EXERCÍCIO:
Traduza para o inglês esta frase do texto sobre a morte de Abderrahim Fakir: "Os membros da família de Fakir, incluindo sua tia, manifestaram sua revolta."

TEXTO:
○ ○ ○
Justiça por Abderrahim Fakir: Esposa Clama por Respostas Após Morte em Abordagem Policial na Itália, Considerando Caso um “Crime Terrível”

A esposa de Abderrahim Fakir, um imigrante marroquino de 42 anos que perdeu a vida durante uma ação policial em Bolonha, Itália, clama por justiça, descrevendo o incidente como “um crime terrível”. Meryem, em uma entrevista concedida à mídia marroquina, expressou sua indignação e preocupação com a segurança de sua família. “Eles o executaram”, desabafou, ressaltando que o que aconteceu com seu marido pode se repetir com outros, inclusive seus filhos.

Fakir foi abordado por policiais na Via Svevo, no bairro Pilastro, no último dia 19. Sua família contesta a narrativa oficial, insistindo que a morte de Fakir careceu de justificativa. Meryem recordou a natureza tranquila e trabalhadora de seu marido, que, segundo ela, não tinha qualquer envolvimento em atividades ilícitas. Em um momento tocante, ela exibiu vestimentas que seu marido havia enviado ao Marrocos para uma viagem de férias planejada.

Os membros da família de Fakir, incluindo sua tia, manifestaram sua revolta. Ela fez questão de frisar que o uso de spray de pimenta pelos policiais foi desproporcional e condenou o modo violento como seu sobrinho foi tratado. “Mataram-no como a um cachorro”, disse, expressando seu temor de que outras vidas de imigrantes possam correr risco semelhante. “Abderrahim é nosso filho do Marrocos, mas também é filho desta comunidade”, destacou.
○ ○ ○
(Itens extraídos de uma coleção)
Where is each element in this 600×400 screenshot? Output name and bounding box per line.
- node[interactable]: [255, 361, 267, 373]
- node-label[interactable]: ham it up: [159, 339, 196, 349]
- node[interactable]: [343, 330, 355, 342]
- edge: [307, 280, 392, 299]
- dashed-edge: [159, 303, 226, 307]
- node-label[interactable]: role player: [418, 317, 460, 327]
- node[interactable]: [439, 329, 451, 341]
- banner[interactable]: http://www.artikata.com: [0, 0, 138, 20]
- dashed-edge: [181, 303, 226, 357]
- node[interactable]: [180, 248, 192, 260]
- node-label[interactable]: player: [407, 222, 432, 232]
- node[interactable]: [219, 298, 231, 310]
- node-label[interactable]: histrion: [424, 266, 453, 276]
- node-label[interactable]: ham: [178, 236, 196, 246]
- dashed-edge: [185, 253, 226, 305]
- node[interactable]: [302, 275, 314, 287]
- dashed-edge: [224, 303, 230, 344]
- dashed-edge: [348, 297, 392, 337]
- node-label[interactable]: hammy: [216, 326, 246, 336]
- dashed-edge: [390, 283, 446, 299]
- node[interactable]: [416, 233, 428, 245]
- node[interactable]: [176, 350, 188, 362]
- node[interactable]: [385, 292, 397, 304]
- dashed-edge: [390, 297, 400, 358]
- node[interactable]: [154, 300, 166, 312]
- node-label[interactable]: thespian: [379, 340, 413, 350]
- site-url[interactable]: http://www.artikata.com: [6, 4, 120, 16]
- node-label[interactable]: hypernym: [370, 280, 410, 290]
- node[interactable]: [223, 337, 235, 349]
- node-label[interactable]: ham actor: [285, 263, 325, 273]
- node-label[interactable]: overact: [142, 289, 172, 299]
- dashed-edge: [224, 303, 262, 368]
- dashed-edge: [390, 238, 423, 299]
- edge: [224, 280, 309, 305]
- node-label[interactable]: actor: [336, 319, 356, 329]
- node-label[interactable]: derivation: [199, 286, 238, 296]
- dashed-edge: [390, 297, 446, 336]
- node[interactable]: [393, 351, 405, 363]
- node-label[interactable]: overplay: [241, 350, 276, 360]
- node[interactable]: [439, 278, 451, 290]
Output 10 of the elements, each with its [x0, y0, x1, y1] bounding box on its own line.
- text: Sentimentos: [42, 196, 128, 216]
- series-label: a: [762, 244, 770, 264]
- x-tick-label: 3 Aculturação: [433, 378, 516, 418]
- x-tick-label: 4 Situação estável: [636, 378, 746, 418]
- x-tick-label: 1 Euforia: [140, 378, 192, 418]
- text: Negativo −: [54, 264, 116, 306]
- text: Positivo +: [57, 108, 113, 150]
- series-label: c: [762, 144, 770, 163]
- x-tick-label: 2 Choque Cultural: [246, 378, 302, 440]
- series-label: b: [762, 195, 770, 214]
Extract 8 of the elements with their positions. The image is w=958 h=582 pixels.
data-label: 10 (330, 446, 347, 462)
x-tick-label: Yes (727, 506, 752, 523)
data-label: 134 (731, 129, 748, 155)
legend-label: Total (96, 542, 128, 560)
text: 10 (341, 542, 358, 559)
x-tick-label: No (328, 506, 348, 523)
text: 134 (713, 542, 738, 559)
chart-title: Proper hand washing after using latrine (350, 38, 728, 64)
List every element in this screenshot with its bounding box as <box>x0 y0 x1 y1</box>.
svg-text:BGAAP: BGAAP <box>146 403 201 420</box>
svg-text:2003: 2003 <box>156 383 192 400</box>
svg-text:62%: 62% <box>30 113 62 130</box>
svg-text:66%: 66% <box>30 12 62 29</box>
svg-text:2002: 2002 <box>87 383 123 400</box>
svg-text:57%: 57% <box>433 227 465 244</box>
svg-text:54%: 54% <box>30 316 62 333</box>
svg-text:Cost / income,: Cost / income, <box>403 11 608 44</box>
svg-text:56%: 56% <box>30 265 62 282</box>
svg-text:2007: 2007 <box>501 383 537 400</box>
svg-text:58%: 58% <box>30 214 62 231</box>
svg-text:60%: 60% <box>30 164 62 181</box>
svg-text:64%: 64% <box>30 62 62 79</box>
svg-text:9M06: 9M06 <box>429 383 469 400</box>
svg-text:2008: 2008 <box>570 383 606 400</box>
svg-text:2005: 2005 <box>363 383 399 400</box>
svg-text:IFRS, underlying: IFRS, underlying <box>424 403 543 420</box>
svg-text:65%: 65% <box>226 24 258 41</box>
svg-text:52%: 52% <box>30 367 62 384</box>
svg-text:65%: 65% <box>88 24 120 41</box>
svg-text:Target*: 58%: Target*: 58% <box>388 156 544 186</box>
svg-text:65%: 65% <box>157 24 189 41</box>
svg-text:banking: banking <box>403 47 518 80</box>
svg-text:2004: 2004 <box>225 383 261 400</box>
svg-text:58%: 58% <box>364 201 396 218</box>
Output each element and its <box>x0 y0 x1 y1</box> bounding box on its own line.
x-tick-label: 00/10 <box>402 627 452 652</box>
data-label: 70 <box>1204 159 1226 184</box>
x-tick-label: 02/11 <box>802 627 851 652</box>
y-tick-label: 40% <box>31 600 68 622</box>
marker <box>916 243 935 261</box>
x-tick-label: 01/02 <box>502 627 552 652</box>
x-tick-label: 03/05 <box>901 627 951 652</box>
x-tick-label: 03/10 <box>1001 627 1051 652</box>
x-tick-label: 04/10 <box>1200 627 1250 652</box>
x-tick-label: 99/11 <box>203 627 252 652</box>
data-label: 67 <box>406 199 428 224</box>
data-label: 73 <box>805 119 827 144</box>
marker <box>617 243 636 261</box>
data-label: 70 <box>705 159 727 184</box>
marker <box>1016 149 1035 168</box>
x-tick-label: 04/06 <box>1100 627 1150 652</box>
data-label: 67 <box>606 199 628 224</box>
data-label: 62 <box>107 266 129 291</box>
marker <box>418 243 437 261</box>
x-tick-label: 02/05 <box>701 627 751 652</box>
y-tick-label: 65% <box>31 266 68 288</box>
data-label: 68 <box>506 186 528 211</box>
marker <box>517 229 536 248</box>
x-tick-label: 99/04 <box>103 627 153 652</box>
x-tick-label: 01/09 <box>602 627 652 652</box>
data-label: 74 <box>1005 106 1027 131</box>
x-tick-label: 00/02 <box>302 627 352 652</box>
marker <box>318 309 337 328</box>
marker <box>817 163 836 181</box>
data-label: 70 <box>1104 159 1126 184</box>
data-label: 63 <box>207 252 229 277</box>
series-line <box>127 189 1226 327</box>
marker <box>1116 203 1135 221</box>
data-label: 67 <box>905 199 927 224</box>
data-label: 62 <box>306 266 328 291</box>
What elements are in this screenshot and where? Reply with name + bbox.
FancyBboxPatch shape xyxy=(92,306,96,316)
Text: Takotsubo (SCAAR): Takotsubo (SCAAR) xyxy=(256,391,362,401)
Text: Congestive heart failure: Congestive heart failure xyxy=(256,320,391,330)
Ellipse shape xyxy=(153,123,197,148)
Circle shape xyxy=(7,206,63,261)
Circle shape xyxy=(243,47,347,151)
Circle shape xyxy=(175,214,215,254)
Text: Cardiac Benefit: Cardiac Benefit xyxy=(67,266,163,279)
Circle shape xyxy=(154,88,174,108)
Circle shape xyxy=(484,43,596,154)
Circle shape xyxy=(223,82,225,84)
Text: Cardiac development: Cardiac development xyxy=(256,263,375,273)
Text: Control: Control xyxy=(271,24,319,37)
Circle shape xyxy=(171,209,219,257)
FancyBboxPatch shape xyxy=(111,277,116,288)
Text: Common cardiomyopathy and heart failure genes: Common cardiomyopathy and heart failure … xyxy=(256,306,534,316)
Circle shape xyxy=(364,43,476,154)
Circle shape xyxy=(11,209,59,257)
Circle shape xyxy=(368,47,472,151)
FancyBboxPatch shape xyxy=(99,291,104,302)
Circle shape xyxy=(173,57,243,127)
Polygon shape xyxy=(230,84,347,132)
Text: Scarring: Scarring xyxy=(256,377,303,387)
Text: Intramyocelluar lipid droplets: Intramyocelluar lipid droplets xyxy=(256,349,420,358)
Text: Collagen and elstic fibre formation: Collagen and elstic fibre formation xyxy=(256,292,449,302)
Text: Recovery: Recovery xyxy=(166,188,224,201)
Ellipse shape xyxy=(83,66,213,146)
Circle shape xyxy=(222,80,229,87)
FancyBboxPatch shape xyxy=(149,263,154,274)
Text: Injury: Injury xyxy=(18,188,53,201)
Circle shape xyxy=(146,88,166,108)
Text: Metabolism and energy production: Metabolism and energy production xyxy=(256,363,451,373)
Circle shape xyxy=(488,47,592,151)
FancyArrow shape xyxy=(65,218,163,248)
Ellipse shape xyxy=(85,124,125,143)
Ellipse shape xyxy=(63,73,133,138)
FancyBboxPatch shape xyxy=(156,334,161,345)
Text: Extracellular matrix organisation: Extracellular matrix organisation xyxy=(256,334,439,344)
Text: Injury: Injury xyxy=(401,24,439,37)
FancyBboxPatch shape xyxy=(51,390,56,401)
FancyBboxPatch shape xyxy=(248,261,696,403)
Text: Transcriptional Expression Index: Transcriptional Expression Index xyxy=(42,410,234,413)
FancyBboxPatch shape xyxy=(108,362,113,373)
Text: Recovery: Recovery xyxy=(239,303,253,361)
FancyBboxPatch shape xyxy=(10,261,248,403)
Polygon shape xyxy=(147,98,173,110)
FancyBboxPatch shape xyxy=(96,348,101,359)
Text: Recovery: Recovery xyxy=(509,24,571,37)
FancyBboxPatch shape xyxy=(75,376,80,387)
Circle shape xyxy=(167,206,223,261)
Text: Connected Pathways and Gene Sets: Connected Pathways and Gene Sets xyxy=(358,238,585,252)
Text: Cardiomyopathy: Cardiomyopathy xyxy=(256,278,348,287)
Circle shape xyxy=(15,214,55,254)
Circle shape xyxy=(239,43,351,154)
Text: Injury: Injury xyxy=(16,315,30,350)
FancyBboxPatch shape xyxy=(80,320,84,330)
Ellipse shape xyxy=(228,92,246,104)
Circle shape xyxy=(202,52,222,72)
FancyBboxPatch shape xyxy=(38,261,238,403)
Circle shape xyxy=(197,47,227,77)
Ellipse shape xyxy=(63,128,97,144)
○ ○ ○
RESPOSTA:
Members of Fakir's family, including his aunt, expressed their outrage.